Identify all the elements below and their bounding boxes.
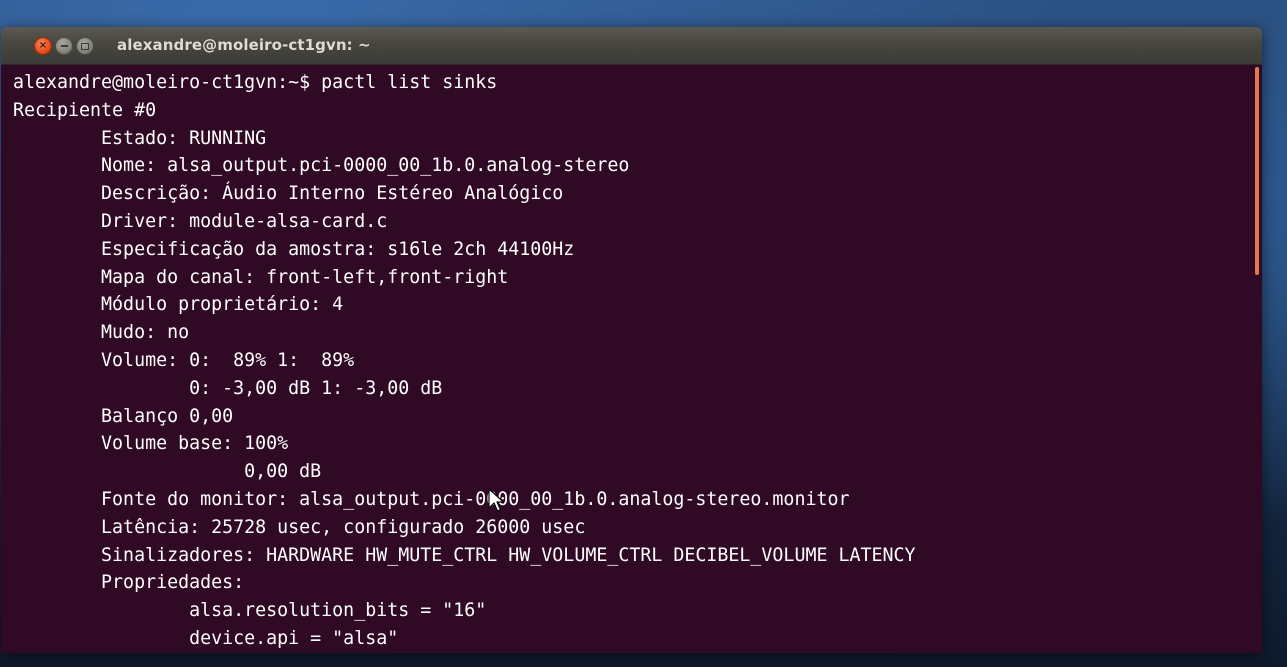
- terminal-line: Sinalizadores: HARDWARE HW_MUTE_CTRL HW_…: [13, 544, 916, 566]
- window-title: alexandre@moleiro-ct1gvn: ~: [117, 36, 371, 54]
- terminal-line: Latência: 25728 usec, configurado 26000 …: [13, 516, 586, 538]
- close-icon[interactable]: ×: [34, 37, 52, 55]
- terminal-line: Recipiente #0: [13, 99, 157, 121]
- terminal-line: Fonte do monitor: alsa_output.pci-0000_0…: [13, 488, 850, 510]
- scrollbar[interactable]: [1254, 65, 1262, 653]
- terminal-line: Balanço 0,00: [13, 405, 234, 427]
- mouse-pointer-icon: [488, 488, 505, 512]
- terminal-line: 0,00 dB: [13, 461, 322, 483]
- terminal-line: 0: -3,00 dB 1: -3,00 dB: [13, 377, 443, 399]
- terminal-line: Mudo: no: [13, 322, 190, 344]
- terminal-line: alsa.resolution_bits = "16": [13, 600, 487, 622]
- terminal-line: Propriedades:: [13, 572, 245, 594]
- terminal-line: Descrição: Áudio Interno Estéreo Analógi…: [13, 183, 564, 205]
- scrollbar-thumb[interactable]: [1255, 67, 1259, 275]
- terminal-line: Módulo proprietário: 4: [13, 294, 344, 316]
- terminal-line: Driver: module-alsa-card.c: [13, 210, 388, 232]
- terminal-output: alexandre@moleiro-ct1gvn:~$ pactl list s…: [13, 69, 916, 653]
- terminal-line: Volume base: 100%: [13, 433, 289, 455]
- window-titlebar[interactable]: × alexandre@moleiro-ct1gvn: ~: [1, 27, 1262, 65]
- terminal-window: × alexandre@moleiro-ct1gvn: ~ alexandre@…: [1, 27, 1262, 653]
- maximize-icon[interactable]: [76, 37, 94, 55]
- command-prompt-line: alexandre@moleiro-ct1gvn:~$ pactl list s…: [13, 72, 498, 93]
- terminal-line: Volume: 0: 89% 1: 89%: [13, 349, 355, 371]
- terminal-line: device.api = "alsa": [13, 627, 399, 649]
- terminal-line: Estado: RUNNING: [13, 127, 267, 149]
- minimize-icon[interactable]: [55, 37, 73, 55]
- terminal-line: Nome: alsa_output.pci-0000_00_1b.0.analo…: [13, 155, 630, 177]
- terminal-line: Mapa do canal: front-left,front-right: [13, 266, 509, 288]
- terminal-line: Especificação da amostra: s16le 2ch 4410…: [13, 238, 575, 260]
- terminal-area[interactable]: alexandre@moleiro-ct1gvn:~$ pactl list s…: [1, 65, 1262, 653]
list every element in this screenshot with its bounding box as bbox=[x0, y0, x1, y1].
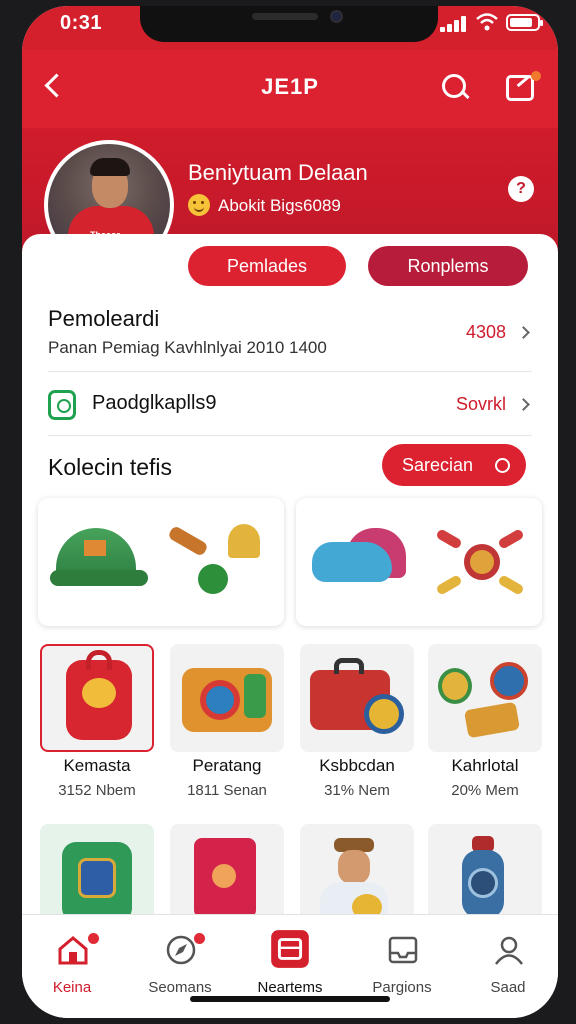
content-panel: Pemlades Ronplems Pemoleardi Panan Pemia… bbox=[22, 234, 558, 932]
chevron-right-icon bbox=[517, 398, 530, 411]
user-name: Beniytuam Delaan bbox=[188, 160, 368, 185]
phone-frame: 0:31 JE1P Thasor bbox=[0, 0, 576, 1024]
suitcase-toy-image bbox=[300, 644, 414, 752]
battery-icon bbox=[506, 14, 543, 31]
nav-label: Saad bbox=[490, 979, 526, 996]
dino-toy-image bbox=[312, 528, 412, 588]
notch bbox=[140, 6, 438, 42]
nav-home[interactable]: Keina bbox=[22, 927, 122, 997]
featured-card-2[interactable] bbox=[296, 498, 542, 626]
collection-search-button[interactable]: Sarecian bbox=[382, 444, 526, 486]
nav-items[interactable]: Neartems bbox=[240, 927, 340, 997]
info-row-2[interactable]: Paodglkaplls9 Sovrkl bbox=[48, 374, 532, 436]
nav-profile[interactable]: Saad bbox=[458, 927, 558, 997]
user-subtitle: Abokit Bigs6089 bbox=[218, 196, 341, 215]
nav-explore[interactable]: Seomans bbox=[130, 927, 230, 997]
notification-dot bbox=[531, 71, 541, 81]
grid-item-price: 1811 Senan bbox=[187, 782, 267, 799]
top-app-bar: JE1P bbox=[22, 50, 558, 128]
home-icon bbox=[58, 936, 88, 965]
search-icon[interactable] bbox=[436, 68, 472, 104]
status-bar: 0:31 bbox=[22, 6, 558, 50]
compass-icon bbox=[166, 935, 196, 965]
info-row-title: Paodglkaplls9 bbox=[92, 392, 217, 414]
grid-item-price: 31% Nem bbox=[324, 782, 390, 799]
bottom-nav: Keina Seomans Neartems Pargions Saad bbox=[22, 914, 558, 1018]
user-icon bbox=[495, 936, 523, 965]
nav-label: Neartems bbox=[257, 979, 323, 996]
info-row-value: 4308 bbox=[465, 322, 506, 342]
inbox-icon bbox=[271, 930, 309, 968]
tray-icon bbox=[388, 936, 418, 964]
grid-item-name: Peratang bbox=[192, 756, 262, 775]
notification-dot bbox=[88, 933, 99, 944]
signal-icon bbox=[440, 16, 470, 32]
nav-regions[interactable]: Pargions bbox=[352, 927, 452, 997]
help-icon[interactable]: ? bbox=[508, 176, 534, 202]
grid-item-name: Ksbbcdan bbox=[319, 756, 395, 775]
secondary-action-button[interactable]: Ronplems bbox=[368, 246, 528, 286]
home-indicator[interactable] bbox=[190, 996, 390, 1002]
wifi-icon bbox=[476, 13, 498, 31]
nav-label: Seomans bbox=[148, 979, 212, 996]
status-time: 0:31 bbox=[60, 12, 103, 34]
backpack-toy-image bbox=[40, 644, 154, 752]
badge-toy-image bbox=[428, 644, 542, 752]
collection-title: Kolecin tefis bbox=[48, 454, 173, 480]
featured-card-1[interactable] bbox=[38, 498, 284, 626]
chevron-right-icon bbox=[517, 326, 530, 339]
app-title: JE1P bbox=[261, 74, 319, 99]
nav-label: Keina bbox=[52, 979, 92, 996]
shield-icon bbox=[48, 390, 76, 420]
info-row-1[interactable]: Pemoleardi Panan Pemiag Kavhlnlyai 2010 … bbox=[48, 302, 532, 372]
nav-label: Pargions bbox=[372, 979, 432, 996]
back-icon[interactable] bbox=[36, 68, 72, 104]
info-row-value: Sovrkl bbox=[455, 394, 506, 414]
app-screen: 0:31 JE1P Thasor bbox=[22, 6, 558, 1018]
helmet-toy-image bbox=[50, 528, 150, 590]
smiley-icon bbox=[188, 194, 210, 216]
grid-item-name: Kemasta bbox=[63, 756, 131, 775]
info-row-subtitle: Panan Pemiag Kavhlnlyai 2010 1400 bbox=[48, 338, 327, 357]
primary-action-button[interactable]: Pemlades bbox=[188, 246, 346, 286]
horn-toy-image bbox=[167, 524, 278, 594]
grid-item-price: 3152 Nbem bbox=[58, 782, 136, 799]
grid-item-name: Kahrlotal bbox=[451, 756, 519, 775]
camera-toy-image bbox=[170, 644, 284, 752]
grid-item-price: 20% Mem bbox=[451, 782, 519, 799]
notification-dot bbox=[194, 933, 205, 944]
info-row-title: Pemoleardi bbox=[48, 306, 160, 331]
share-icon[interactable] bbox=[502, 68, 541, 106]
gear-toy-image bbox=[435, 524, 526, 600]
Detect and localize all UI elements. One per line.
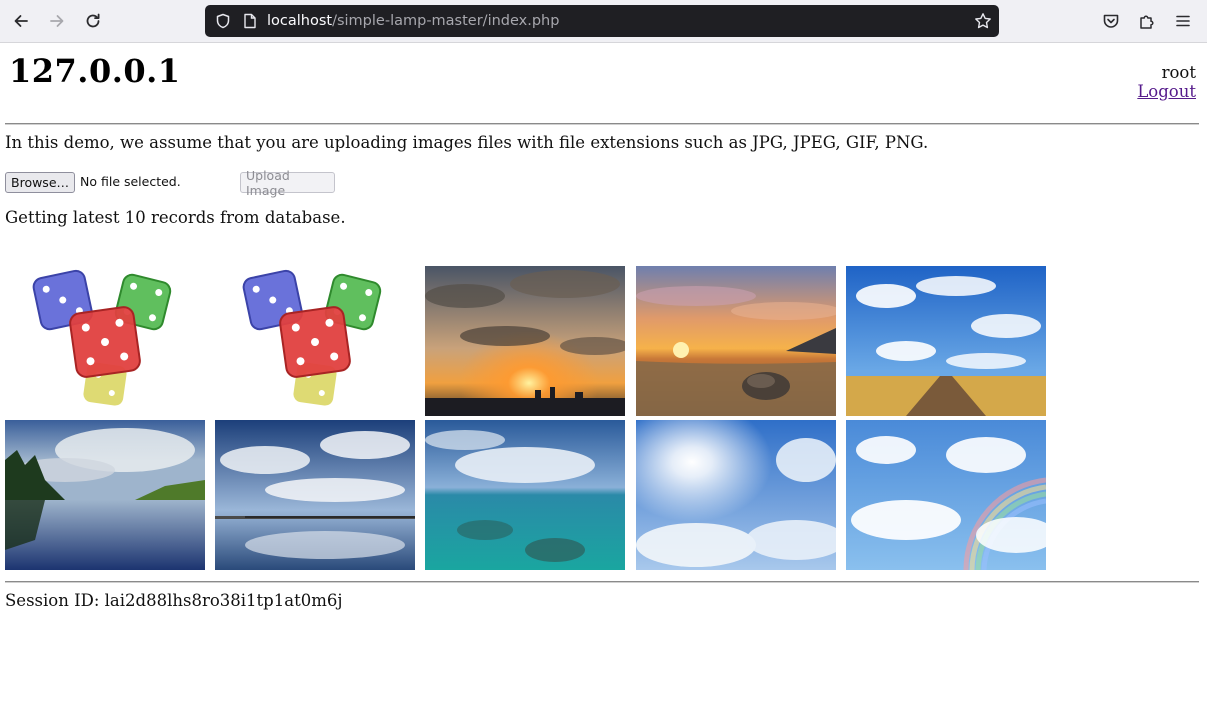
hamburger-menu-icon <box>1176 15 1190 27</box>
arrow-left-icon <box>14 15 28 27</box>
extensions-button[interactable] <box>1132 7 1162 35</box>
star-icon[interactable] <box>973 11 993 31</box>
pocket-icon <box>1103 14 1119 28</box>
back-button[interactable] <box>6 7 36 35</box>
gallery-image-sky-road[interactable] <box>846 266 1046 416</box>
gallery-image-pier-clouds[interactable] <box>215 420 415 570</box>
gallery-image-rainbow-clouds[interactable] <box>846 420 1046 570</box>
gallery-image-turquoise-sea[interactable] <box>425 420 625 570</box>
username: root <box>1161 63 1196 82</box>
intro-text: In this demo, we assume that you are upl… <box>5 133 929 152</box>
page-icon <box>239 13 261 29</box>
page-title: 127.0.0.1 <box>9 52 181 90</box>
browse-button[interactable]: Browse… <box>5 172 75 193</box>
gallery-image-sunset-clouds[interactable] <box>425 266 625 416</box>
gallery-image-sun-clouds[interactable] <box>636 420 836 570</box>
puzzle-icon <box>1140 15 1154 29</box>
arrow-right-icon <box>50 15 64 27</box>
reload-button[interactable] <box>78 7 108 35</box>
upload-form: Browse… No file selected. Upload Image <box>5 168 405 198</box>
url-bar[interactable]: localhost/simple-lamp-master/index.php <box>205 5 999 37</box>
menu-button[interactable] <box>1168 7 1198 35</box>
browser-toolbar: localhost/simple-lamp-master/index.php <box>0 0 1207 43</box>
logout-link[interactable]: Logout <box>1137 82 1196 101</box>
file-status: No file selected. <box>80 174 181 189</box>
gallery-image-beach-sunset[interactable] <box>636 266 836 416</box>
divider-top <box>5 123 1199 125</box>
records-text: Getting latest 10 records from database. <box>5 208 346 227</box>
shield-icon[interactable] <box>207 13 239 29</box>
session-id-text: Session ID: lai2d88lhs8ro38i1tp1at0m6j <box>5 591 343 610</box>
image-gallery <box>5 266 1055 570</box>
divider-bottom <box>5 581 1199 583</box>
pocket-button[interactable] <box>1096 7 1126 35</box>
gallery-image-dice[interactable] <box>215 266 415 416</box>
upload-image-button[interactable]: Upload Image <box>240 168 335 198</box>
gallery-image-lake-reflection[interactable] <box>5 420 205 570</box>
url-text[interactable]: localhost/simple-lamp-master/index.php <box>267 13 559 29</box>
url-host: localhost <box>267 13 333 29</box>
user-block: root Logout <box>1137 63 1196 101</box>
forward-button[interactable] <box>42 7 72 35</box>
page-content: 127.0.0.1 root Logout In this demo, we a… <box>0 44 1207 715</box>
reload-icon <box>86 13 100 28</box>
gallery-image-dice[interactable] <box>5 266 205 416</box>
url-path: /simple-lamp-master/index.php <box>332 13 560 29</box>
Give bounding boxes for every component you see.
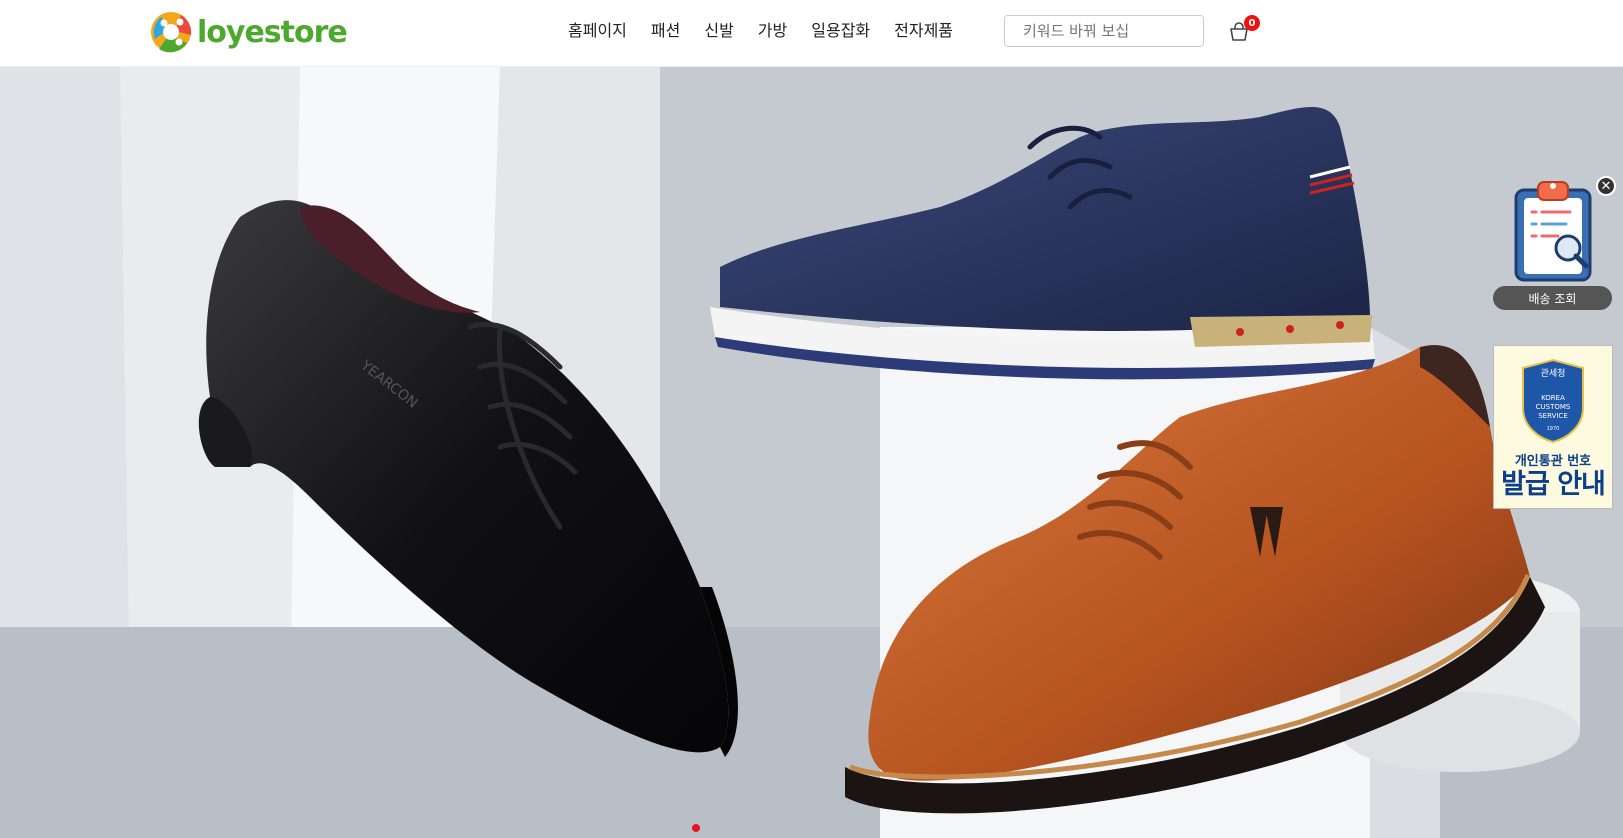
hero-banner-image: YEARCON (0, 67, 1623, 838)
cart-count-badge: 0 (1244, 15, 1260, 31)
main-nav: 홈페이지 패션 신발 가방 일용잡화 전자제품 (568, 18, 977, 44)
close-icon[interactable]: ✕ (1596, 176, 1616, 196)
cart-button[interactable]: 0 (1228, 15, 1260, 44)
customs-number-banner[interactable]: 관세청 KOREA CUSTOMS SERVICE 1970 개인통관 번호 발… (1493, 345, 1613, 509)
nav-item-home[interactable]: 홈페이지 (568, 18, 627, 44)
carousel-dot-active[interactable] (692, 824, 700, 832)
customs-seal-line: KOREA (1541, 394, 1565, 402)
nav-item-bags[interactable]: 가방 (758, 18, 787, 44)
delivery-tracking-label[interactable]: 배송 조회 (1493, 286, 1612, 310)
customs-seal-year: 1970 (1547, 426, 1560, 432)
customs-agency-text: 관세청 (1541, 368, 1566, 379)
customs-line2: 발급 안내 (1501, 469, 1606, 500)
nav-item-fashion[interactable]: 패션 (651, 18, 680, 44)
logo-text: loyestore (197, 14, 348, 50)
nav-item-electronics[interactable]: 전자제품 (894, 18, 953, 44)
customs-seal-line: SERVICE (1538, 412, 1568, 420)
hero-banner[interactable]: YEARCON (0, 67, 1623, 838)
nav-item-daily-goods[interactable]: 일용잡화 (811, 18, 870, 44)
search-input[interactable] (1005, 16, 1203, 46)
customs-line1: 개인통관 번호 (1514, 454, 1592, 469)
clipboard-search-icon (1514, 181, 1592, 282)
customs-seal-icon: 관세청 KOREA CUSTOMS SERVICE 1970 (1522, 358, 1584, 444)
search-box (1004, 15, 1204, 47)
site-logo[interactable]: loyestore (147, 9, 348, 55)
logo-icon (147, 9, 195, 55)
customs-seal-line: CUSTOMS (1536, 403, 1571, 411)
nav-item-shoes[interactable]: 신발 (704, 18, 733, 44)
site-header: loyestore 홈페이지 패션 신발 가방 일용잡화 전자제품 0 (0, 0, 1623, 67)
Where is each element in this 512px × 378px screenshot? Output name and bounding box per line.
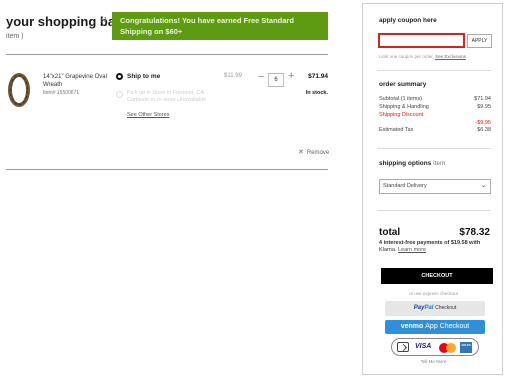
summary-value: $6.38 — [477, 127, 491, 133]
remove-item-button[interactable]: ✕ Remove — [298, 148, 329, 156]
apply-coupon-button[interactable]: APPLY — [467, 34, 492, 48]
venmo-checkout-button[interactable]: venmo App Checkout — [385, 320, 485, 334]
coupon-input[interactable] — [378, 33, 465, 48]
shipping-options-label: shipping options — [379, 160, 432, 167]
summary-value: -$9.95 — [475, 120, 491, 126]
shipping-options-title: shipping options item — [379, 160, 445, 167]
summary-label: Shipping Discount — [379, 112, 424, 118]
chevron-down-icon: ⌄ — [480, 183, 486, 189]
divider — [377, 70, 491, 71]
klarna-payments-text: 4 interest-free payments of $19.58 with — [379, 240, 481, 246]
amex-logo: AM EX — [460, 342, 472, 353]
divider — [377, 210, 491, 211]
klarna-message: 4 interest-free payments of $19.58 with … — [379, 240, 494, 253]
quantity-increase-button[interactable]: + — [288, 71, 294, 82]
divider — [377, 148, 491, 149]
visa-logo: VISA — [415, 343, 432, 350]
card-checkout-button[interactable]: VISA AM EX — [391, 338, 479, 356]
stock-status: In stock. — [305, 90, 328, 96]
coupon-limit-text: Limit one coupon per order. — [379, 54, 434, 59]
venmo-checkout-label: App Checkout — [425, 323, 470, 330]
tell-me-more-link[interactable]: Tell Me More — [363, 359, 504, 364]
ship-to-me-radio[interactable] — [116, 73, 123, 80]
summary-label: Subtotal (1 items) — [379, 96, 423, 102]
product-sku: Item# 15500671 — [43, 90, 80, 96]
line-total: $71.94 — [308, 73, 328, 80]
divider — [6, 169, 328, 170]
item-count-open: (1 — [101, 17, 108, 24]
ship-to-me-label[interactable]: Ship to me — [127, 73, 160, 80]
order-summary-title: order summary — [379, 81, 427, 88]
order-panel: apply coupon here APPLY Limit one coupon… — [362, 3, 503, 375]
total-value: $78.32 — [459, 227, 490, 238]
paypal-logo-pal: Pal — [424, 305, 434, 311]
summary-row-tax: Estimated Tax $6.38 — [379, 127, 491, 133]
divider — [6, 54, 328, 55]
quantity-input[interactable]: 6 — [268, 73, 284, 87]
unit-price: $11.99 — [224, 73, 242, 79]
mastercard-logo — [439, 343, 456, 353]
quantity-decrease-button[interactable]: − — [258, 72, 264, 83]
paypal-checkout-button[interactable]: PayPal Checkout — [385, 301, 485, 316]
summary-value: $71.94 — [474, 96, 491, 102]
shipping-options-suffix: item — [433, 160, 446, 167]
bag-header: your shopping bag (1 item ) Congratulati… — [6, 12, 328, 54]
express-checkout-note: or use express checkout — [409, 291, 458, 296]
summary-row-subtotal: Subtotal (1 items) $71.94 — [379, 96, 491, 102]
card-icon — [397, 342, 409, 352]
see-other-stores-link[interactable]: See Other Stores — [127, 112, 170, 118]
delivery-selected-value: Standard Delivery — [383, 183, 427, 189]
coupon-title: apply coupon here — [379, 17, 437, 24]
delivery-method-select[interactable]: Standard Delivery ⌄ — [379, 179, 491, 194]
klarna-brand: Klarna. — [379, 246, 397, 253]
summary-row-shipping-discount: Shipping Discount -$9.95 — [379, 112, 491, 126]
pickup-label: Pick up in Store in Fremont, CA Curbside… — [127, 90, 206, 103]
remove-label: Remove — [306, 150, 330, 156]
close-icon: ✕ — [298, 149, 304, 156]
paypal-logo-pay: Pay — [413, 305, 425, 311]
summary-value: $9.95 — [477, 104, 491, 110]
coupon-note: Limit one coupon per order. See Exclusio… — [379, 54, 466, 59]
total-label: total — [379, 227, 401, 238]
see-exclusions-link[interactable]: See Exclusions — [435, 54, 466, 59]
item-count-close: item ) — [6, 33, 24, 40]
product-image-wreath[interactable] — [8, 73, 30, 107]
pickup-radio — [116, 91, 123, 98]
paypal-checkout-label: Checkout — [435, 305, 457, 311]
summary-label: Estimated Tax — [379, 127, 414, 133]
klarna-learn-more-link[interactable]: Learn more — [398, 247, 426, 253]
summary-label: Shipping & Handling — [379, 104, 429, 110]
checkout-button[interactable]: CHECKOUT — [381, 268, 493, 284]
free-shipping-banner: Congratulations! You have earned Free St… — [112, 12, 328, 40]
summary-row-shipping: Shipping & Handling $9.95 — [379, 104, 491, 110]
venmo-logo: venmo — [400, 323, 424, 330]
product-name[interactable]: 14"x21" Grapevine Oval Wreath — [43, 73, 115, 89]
----
* Requirement
Rewrite the material from the line containing "summary-value: $6.38 — [477, 127, 491, 133]" through the line containing "quantity-decrease-button[interactable]: − —", replacing "Limit one coupon per order" with "One coupon per order" and leaving everything else unchanged.

* Problem solution
summary-value: $6.38 — [477, 127, 491, 133]
remove-item-button[interactable]: ✕ Remove — [298, 148, 329, 156]
apply-coupon-button[interactable]: APPLY — [467, 34, 492, 48]
venmo-checkout-button[interactable]: venmo App Checkout — [385, 320, 485, 334]
coupon-input[interactable] — [378, 33, 465, 48]
shipping-options-label: shipping options — [379, 160, 432, 167]
summary-value: -$9.95 — [475, 120, 491, 126]
shipping-options-title: shipping options item — [379, 160, 445, 167]
summary-label: Shipping Discount — [379, 112, 424, 118]
chevron-down-icon: ⌄ — [480, 183, 486, 189]
divider — [377, 70, 491, 71]
klarna-payments-text: 4 interest-free payments of $19.58 with — [379, 240, 481, 246]
amex-logo: AM EX — [460, 342, 472, 353]
divider — [377, 210, 491, 211]
klarna-message: 4 interest-free payments of $19.58 with … — [379, 240, 494, 253]
quantity-increase-button[interactable]: + — [288, 71, 294, 82]
divider — [377, 148, 491, 149]
visa-logo: VISA — [415, 343, 432, 350]
card-checkout-button[interactable]: VISA AM EX — [391, 338, 479, 356]
stock-status: In stock. — [305, 90, 328, 96]
coupon-limit-text: One coupon per order. — [379, 54, 434, 59]
venmo-checkout-label: App Checkout — [425, 323, 470, 330]
tell-me-more-link[interactable]: Tell Me More — [363, 359, 504, 364]
ship-to-me-radio[interactable] — [116, 73, 123, 80]
summary-label: Subtotal (1 items) — [379, 96, 423, 102]
product-sku: Item# 15500671 — [43, 90, 80, 96]
line-total: $71.94 — [308, 73, 328, 80]
divider — [6, 169, 328, 170]
item-count-open: (1 — [101, 17, 108, 24]
ship-to-me-label[interactable]: Ship to me — [127, 73, 160, 80]
order-summary-title: order summary — [379, 81, 427, 88]
order-panel: apply coupon here APPLY Limit one coupon… — [362, 3, 503, 375]
total-value: $78.32 — [459, 227, 490, 238]
paypal-logo-pal: Pal — [424, 305, 434, 311]
summary-row-tax: Estimated Tax $6.38 — [379, 127, 491, 133]
divider — [6, 54, 328, 55]
quantity-input[interactable]: 6 — [268, 73, 284, 87]
unit-price: $11.99 — [224, 73, 242, 79]
mastercard-logo — [439, 343, 456, 353]
quantity-decrease-button[interactable]: − — [258, 72, 264, 83]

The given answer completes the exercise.